This report was provided by real estate services firm N.A.I. Capital Commercial

Toward the yearend, Southern California witnessed a decline in office building sales, signaling a shift in individual markets. The slowdown in significant office asset transactions became evident, with total sales volume in 2023 reaching approximately $3.9 bil as of December, down 44.1% from 2022. This marked the slowest year in both dollar volume and the number of properties sold since the Great Recession.

The Federal Reserve played a pivotal role in this trend by raising interest rates four times during the year, starting from March 2022. Despite the Fed's current pause in rate hikes, the decision has led to a decline in the sales volume of office real estate. Recent data indicates a slowdown in growth and a moderation in inflation, as observed in the price per square foot for office buildings, which has experienced a significant 32.4% decrease from the previous year.

Market -- # of Transactions -- $ Sales Volume -- Building SF -- Average Price Per Bldg SF -- Average Cap Rate

Los Angeles County -- 305 -- $2,442,261,517 -- 9,809,878 -- $295 -- 5.6%
Inland Empire -- 131 -- $250,103,773 -- 1,449,409 -- $179 -- 5.6%
Orange County -- 135 -- $1,044,136,037 -- 5,686,888 -- $220 -- 5.7%
Ventura County -- 39 -- $129,337,990 -- 704,183 -- $198 -- 6.4%

Total SoCal -- 610 -- $3,865,839,317 -- 17,650,358 -- $223 -- 5.8%

The downturn in transaction volume and asset re-pricing has left its mark on every market, making it challenging to distinguish between relative winners and losers. From major urban centers to smaller suburban areas, its pervasive impact is evident. However, one thing is certain: this downturn is not akin to the financial crisis of the Great Recession.

Los Angeles County

In Los Angeles County, the average cap rate for office properties in 2023 increased by 60 basis points from the previous year, averaging 5.6%—a notable shift from the peak of 7.2% in 2011 during the recovery from the Great Recession. Despite this rise, Los Angeles County maintains a dominant market share, currently representing 63.2% of Southern California's office sales volume. Concurrently, with the uptick in cap rates, the average price per building square foot sold at $295/sf has experienced a notable decline, dropping by 40.5% year over year. Sales volume also decreased by 42% to $2.4 bil.

Inland Empire

In the Inland Empire, the average price per square foot for office buildings sold experienced the lowest rate of decline in Southern California, dropping 11.9% year over year to $179/sf. However, sales volume plummeted by 59.6% from the previous year to $250 mil. Unlike the peak of 8.9% cap rates in 2009 during the Great Recession, the Inland Empire has undergone significant changes in office investment, currently averaging cap rates at 5.6%.

Orange County

In Orange County, the average price per square foot for office buildings declined by 32.7% year over year, reaching $220/sf. Sales volume plummeted to little more than $1 billion, down 38.4% from the previous year, as investors await improvements in the economy or capital markets before committing to transactions. In contrast to the peak of 8.5% cap rates in 2010 during the Great Recession, Orange County has seen office investment demand, with cap rates currently at 5.7%.

### Given data
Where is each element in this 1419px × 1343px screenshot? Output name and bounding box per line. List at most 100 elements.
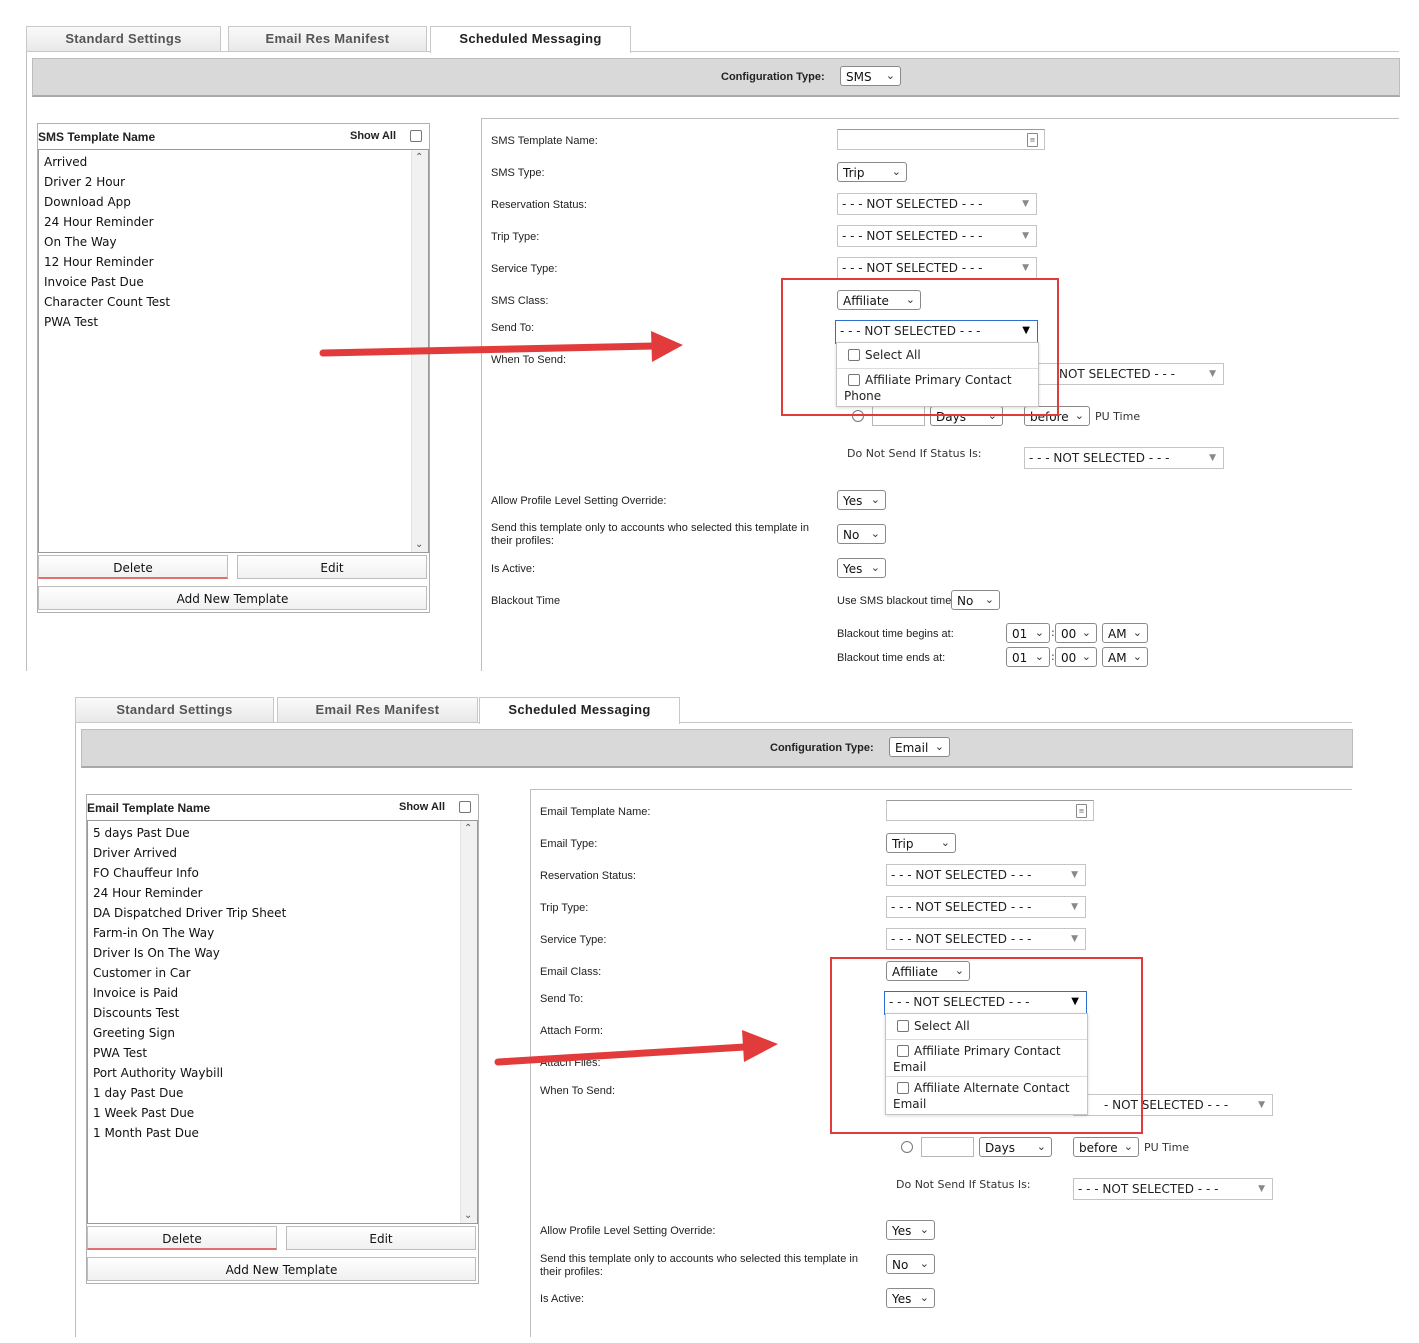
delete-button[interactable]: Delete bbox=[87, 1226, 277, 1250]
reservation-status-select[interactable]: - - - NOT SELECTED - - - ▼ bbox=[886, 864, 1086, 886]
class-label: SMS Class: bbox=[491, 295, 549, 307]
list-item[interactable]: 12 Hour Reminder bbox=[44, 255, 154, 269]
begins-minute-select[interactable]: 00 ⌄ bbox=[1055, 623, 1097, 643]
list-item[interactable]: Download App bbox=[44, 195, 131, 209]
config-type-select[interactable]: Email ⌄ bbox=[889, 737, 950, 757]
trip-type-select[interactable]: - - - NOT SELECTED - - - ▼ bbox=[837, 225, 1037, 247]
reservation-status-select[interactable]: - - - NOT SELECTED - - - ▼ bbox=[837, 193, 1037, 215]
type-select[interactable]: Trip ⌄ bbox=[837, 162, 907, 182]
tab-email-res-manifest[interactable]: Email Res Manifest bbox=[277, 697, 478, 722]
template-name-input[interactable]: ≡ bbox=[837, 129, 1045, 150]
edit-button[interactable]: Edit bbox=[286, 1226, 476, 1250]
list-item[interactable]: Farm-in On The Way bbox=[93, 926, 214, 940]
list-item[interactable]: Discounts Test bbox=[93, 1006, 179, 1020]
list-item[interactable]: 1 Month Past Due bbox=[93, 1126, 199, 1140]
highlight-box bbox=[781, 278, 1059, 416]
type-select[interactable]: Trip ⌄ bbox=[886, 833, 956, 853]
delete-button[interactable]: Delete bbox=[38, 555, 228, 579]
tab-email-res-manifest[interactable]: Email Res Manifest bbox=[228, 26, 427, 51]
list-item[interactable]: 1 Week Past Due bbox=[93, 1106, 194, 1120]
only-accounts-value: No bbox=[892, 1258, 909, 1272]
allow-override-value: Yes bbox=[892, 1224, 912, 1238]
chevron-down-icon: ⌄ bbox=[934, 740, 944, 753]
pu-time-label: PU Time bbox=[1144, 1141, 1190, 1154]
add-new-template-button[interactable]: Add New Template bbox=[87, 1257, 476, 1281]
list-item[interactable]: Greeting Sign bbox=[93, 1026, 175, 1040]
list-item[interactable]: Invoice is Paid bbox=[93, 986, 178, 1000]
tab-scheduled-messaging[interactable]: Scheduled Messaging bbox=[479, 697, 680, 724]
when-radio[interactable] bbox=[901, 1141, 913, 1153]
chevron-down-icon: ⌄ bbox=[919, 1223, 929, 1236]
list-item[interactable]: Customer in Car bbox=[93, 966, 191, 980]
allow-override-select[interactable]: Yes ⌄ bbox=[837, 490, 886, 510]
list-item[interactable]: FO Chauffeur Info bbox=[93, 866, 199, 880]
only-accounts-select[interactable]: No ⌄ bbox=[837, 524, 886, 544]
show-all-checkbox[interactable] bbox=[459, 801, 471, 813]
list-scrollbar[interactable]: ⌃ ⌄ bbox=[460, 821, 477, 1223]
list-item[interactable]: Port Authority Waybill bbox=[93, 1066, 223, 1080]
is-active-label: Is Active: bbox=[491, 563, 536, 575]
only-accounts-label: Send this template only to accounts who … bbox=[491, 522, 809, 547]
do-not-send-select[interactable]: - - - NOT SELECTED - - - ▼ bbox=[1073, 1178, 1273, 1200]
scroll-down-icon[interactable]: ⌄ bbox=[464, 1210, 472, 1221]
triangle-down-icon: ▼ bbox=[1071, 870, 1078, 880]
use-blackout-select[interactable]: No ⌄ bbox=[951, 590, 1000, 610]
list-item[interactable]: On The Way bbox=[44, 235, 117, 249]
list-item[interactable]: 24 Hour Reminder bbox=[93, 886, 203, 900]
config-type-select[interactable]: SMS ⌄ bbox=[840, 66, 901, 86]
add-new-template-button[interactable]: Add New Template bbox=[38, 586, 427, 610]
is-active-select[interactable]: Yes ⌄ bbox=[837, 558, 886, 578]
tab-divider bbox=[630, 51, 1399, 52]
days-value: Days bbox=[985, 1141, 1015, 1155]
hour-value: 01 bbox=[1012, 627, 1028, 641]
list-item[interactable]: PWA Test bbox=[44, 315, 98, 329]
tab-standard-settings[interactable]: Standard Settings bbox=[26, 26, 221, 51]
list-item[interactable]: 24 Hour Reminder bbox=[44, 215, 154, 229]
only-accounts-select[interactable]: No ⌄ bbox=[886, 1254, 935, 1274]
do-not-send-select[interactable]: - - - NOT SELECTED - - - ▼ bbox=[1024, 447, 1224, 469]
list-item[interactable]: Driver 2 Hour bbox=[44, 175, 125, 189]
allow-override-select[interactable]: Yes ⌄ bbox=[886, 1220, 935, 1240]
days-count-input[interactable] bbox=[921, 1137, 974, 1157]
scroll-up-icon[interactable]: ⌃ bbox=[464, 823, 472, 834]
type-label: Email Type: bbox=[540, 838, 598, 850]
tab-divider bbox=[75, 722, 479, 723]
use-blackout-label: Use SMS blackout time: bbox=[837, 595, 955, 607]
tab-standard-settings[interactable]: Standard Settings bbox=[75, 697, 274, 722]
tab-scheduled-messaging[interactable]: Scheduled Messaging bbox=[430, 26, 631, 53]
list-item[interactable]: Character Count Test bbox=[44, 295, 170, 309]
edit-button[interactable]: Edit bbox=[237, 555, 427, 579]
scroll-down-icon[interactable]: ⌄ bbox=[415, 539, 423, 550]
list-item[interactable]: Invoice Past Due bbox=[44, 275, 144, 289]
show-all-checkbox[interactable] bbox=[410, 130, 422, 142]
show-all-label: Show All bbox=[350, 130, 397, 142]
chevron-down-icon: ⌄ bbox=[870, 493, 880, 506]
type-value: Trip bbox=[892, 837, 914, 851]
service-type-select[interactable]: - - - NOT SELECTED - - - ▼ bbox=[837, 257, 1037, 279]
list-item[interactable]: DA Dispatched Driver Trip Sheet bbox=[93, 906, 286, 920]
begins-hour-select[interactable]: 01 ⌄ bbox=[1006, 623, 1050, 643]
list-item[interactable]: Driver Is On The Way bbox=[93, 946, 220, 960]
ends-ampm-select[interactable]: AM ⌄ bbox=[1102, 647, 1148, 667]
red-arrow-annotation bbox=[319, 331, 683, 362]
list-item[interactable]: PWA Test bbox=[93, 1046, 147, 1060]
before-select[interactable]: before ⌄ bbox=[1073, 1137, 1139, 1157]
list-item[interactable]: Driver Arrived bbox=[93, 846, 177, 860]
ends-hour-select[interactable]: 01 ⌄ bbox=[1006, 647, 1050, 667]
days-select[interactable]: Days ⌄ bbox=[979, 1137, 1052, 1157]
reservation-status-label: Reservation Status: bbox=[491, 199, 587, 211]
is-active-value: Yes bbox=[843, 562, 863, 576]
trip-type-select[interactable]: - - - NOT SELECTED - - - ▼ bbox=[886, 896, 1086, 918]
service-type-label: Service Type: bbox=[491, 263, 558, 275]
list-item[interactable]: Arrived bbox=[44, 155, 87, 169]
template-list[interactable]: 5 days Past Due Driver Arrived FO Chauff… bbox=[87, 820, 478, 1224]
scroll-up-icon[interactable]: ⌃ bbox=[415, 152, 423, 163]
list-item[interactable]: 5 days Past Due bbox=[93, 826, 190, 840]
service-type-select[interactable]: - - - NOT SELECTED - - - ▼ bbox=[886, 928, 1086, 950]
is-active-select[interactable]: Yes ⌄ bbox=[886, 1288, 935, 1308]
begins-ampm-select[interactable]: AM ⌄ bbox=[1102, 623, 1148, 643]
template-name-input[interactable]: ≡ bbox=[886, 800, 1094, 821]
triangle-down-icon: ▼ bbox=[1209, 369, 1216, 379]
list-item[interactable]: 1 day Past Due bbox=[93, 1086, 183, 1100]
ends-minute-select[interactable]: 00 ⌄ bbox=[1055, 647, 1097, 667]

### To do
[1] In the office sales report, switch "Federal Reserve" to "central bank" in the passage starting with "The Federal Reserve" and going on through "the previous year.".
[2] Echo the rows word for word, starting with the line with "delete-button[interactable]: Delete bbox=[87, 1226, 277, 1250]" and going on through the line with "pu-time-label: PU Time".
The report and the rows have no connection to each other.

### Written answers
[1]
The central bank played a pivotal role in this trend by raising interest rates four times during the year, starting from March 2022. Despite the Fed's current pause in rate hikes, the decision has led to a decline in the sales volume of office real estate. Recent data indicates a slowdown in growth and a moderation in inflation, as observed in the price per square foot for office buildings, which has experienced a significant 32.4% decrease from the previous year.

[2]
delete-button[interactable]: Delete bbox=[87, 1226, 277, 1250]
reservation-status-select[interactable]: - - - NOT SELECTED - - - ▼ bbox=[886, 864, 1086, 886]
class-label: SMS Class: bbox=[491, 295, 549, 307]
list-item[interactable]: 12 Hour Reminder bbox=[44, 255, 154, 269]
begins-minute-select[interactable]: 00 ⌄ bbox=[1055, 623, 1097, 643]
list-item[interactable]: Download App bbox=[44, 195, 131, 209]
config-type-select[interactable]: Email ⌄ bbox=[889, 737, 950, 757]
trip-type-select[interactable]: - - - NOT SELECTED - - - ▼ bbox=[837, 225, 1037, 247]
reservation-status-select[interactable]: - - - NOT SELECTED - - - ▼ bbox=[837, 193, 1037, 215]
type-select[interactable]: Trip ⌄ bbox=[837, 162, 907, 182]
tab-email-res-manifest[interactable]: Email Res Manifest bbox=[277, 697, 478, 722]
template-name-input[interactable]: ≡ bbox=[837, 129, 1045, 150]
edit-button[interactable]: Edit bbox=[286, 1226, 476, 1250]
list-item[interactable]: Farm-in On The Way bbox=[93, 926, 214, 940]
list-item[interactable]: Discounts Test bbox=[93, 1006, 179, 1020]
list-item[interactable]: 1 Month Past Due bbox=[93, 1126, 199, 1140]
highlight-box bbox=[781, 278, 1059, 416]
type-select[interactable]: Trip ⌄ bbox=[886, 833, 956, 853]
delete-button[interactable]: Delete bbox=[38, 555, 228, 579]
tab-email-res-manifest[interactable]: Email Res Manifest bbox=[228, 26, 427, 51]
list-item[interactable]: 1 Week Past Due bbox=[93, 1106, 194, 1120]
only-accounts-value: No bbox=[892, 1258, 909, 1272]
allow-override-value: Yes bbox=[892, 1224, 912, 1238]
chevron-down-icon: ⌄ bbox=[934, 740, 944, 753]
pu-time-label: PU Time bbox=[1144, 1141, 1190, 1154]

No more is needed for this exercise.